Wherever the string "участка" appears in a line, extract that line.

..............................

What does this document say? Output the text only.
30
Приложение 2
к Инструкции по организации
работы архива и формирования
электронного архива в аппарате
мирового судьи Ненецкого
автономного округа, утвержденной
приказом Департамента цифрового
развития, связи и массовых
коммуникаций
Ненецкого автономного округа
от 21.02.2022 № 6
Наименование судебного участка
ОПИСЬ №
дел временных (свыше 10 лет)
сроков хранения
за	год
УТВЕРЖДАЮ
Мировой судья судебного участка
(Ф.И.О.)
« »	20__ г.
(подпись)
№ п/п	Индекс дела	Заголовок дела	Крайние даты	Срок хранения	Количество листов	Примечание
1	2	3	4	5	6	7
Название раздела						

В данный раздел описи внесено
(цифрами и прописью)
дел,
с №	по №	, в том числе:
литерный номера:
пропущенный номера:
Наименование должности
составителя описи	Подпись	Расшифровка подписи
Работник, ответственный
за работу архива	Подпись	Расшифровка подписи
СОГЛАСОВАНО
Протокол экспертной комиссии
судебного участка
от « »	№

..............................

| OUTPUT OF THE TASK |
Наименование судебного участка
Мировой судья судебного участка
судебного участка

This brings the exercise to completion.